* _EXERCISE GOAL_: Each record below should be repeated precisely as written.

-- START OF MATERIAL SUPPLIED --

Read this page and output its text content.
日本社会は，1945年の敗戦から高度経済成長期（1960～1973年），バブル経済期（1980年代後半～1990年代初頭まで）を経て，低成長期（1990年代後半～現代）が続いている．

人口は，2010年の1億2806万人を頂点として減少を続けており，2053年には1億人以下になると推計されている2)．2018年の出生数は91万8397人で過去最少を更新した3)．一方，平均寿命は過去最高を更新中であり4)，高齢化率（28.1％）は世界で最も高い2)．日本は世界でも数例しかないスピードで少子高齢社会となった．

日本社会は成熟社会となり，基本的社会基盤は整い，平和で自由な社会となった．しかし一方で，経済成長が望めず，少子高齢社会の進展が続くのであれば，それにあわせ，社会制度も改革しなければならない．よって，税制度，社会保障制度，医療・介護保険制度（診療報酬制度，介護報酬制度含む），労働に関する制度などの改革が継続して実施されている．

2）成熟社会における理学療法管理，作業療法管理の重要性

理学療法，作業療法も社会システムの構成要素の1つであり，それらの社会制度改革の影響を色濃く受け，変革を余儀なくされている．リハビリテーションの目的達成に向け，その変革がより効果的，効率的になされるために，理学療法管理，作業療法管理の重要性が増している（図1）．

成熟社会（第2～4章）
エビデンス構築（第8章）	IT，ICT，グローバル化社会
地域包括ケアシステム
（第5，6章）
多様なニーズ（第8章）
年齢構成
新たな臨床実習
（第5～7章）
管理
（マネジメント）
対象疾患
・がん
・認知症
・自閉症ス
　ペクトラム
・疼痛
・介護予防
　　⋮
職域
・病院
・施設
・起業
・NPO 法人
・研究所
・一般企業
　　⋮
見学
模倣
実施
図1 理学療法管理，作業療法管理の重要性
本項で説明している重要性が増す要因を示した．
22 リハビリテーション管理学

-- END OF MATERIAL SUPPLIED --

* _RIGHT ANSWER_:
Read this page and output its text content.
日本社会は，1945年の敗戦から高度経済成長期（1960～1973年），バブル経済期（1980年代後半～1990年代初頭まで）を経て，低成長期（1990年代後半～現代）が続いている．

人口は，2010年の1億2806万人を頂点として減少を続けており，2053年には1億人以下になると推計されている2)．2018年の出生数は91万8397人で過去最少を更新した3)．一方，平均寿命は過去最高を更新中であり4)，高齢化率（28.1％）は世界で最も高い2)．日本は世界でも数例しかないスピードで少子高齢社会となった．

日本社会は成熟社会となり，基本的社会基盤は整い，平和で自由な社会となった．しかし一方で，経済成長が望めず，少子高齢社会の進展が続くのであれば，それにあわせ，社会制度も改革しなければならない．よって，税制度，社会保障制度，医療・介護保険制度（診療報酬制度，介護報酬制度含む），労働に関する制度などの改革が継続して実施されている．

2）成熟社会における理学療法管理，作業療法管理の重要性

理学療法，作業療法も社会システムの構成要素の1つであり，それらの社会制度改革の影響を色濃く受け，変革を余儀なくされている．リハビリテーションの目的達成に向け，その変革がより効果的，効率的になされるために，理学療法管理，作業療法管理の重要性が増している（図1）．

成熟社会（第2～4章）
エビデンス構築（第8章）	IT，ICT，グローバル化社会
地域包括ケアシステム
（第5，6章）
多様なニーズ（第8章）
年齢構成
新たな臨床実習
（第5～7章）
管理
（マネジメント）
対象疾患
・がん
・認知症
・自閉症ス
　ペクトラム
・疼痛
・介護予防
　　⋮
職域
・病院
・施設
・起業
・NPO 法人
・研究所
・一般企業
　　⋮
見学
模倣
実施
図1 理学療法管理，作業療法管理の重要性
本項で説明している重要性が増す要因を示した．
22 リハビリテーション管理学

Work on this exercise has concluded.